* JOB: Below are the records. List every line holding the word "that".

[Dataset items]
'''
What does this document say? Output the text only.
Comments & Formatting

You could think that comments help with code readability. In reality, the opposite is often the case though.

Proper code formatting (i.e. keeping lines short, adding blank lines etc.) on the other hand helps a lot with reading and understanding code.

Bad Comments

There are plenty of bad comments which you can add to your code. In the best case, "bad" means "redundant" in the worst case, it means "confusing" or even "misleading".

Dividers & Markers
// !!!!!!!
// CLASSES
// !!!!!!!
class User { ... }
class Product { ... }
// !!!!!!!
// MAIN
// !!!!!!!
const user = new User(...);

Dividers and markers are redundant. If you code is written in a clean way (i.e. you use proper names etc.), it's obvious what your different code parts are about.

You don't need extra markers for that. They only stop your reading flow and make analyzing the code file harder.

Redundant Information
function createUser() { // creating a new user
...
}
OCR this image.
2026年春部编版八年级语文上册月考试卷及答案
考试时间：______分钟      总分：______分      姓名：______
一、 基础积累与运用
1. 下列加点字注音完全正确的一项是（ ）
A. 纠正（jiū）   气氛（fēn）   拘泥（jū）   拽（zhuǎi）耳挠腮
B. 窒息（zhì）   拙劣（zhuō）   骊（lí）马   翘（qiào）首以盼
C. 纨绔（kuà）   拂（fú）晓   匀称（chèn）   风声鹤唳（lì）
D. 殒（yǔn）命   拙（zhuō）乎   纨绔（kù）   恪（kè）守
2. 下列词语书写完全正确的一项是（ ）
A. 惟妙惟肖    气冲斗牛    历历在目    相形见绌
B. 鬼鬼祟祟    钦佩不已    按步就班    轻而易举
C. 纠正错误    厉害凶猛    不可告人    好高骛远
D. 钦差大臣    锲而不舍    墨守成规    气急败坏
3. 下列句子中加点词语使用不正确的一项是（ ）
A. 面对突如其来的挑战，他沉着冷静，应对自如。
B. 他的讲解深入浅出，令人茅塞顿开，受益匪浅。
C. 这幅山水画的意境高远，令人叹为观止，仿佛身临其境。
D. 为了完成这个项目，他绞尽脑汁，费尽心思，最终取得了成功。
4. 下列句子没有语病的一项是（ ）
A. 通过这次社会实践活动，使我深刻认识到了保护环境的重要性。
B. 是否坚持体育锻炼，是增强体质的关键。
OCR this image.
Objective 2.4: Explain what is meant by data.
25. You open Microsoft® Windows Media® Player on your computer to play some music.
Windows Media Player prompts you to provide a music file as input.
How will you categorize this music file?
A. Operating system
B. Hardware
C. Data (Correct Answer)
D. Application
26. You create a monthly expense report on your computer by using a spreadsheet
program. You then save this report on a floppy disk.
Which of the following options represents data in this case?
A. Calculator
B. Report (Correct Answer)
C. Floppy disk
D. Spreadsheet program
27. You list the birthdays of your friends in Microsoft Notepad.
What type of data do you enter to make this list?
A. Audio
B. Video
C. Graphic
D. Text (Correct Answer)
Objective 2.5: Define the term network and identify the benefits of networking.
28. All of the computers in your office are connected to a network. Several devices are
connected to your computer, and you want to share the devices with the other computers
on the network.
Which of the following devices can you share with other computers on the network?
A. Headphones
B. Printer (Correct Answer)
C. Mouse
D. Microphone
'''
* EXPECTED OUTPUT:
You could think that comments help with code readability. In reality, the opposite is often the case though.
You don't need extra markers for that. They only stop your reading flow and make analyzing the code file harder.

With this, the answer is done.